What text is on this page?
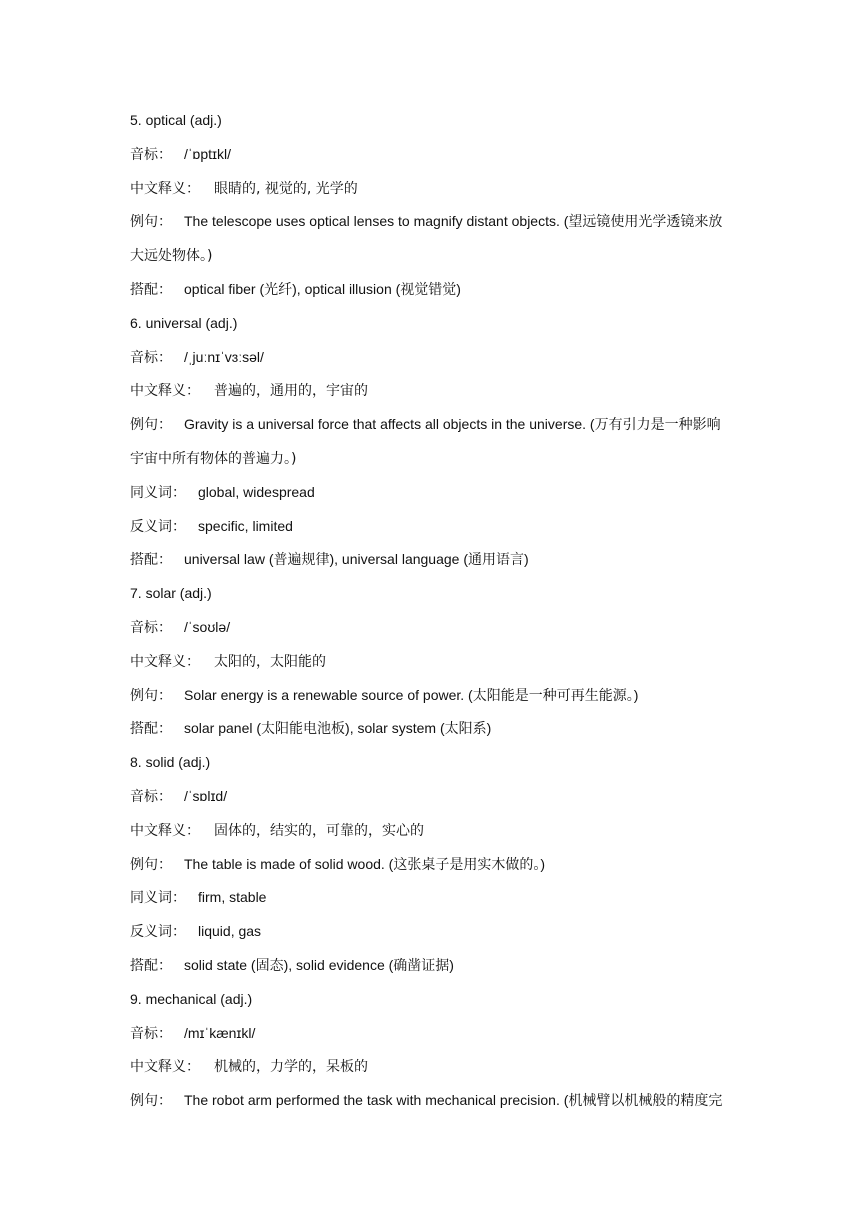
5. optical (adj.)
音标： /ˈɒptɪkl/
中文释义： 眼睛的, 视觉的, 光学的
例句： The telescope uses optical lenses to magnify distant objects. (望远镜使用光学透镜来放
大远处物体。)
搭配： optical fiber (光纤), optical illusion (视觉错觉)
6. universal (adj.)
音标： /ˌjuːnɪˈvɜːsəl/
中文释义： 普遍的，通用的，宇宙的
例句： Gravity is a universal force that affects all objects in the universe. (万有引力是一种影响
宇宙中所有物体的普遍力。)
同义词： global, widespread
反义词： specific, limited
搭配： universal law (普遍规律), universal language (通用语言)
7. solar (adj.)
音标： /ˈsoʊlə/
中文释义： 太阳的，太阳能的
例句： Solar energy is a renewable source of power. (太阳能是一种可再生能源。)
搭配： solar panel (太阳能电池板), solar system (太阳系)
8. solid (adj.)
音标： /ˈsɒlɪd/
中文释义： 固体的，结实的，可靠的，实心的
例句： The table is made of solid wood. (这张桌子是用实木做的。)
同义词： firm, stable
反义词： liquid, gas
搭配： solid state (固态), solid evidence (确凿证据)
9. mechanical (adj.)
音标： /mɪˈkænɪkl/
中文释义： 机械的，力学的，呆板的
例句： The robot arm performed the task with mechanical precision. (机械臂以机械般的精度完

WHAT YOU NEED TO DO » Using the records above, retype everything exactly except the pictures.

FINAL RESULT »
What text is on this page?
5. optical (adj.)
音标： /ˈɒptɪkl/
中文释义： 眼睛的, 视觉的, 光学的
例句： The telescope uses optical lenses to magnify distant objects. (望远镜使用光学透镜来放
大远处物体。)
搭配： optical fiber (光纤), optical illusion (视觉错觉)
6. universal (adj.)
音标： /ˌjuːnɪˈvɜːsəl/
中文释义： 普遍的，通用的，宇宙的
例句： Gravity is a universal force that affects all objects in the universe. (万有引力是一种影响
宇宙中所有物体的普遍力。)
同义词： global, widespread
反义词： specific, limited
搭配： universal law (普遍规律), universal language (通用语言)
7. solar (adj.)
音标： /ˈsoʊlə/
中文释义： 太阳的，太阳能的
例句： Solar energy is a renewable source of power. (太阳能是一种可再生能源。)
搭配： solar panel (太阳能电池板), solar system (太阳系)
8. solid (adj.)
音标： /ˈsɒlɪd/
中文释义： 固体的，结实的，可靠的，实心的
例句： The table is made of solid wood. (这张桌子是用实木做的。)
同义词： firm, stable
反义词： liquid, gas
搭配： solid state (固态), solid evidence (确凿证据)
9. mechanical (adj.)
音标： /mɪˈkænɪkl/
中文释义： 机械的，力学的，呆板的
例句： The robot arm performed the task with mechanical precision. (机械臂以机械般的精度完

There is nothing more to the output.